### Figure dataset records
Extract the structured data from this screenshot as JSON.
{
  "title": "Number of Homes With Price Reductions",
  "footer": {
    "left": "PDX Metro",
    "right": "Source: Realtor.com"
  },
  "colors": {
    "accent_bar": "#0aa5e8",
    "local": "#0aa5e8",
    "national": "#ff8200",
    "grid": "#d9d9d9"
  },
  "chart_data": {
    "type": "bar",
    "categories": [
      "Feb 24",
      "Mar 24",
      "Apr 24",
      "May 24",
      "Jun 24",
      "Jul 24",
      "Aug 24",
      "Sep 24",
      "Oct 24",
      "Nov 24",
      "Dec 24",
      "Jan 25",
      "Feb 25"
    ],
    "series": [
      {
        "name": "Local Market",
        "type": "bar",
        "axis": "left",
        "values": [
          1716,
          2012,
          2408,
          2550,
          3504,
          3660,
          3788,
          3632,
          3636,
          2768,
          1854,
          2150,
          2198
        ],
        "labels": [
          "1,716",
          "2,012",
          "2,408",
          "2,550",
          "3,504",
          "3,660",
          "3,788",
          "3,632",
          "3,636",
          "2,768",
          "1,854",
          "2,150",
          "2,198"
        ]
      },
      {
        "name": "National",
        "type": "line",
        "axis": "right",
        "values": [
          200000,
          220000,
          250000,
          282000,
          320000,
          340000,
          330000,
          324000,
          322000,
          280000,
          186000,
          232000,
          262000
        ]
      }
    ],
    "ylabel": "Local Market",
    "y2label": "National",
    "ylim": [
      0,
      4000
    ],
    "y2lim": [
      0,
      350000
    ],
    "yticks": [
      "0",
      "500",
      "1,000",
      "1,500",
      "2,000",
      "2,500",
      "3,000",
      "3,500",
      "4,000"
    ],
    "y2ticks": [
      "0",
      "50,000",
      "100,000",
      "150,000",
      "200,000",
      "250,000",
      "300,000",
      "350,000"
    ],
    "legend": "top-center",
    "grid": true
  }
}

### What to produce
All of the material must be reproduced exactly.

### Correct answer
Extract the structured data from this screenshot as JSON.
{
  "title": "Number of Homes With Price Reductions",
  "footer": {
    "left": "PDX Metro",
    "right": "Source: Realtor.com"
  },
  "colors": {
    "accent_bar": "#0aa5e8",
    "local": "#0aa5e8",
    "national": "#ff8200",
    "grid": "#d9d9d9"
  },
  "chart_data": {
    "type": "bar",
    "categories": [
      "Feb 24",
      "Mar 24",
      "Apr 24",
      "May 24",
      "Jun 24",
      "Jul 24",
      "Aug 24",
      "Sep 24",
      "Oct 24",
      "Nov 24",
      "Dec 24",
      "Jan 25",
      "Feb 25"
    ],
    "series": [
      {
        "name": "Local Market",
        "type": "bar",
        "axis": "left",
        "values": [
          1716,
          2012,
          2408,
          2550,
          3504,
          3660,
          3788,
          3632,
          3636,
          2768,
          1854,
          2150,
          2198
        ],
        "labels": [
          "1,716",
          "2,012",
          "2,408",
          "2,550",
          "3,504",
          "3,660",
          "3,788",
          "3,632",
          "3,636",
          "2,768",
          "1,854",
          "2,150",
          "2,198"
        ]
      },
      {
        "name": "National",
        "type": "line",
        "axis": "right",
        "values": [
          200000,
          220000,
          250000,
          282000,
          320000,
          340000,
          330000,
          324000,
          322000,
          280000,
          186000,
          232000,
          262000
        ]
      }
    ],
    "ylabel": "Local Market",
    "y2label": "National",
    "ylim": [
      0,
      4000
    ],
    "y2lim": [
      0,
      350000
    ],
    "yticks": [
      "0",
      "500",
      "1,000",
      "1,500",
      "2,000",
      "2,500",
      "3,000",
      "3,500",
      "4,000"
    ],
    "y2ticks": [
      "0",
      "50,000",
      "100,000",
      "150,000",
      "200,000",
      "250,000",
      "300,000",
      "350,000"
    ],
    "legend": "top-center",
    "grid": true
  }
}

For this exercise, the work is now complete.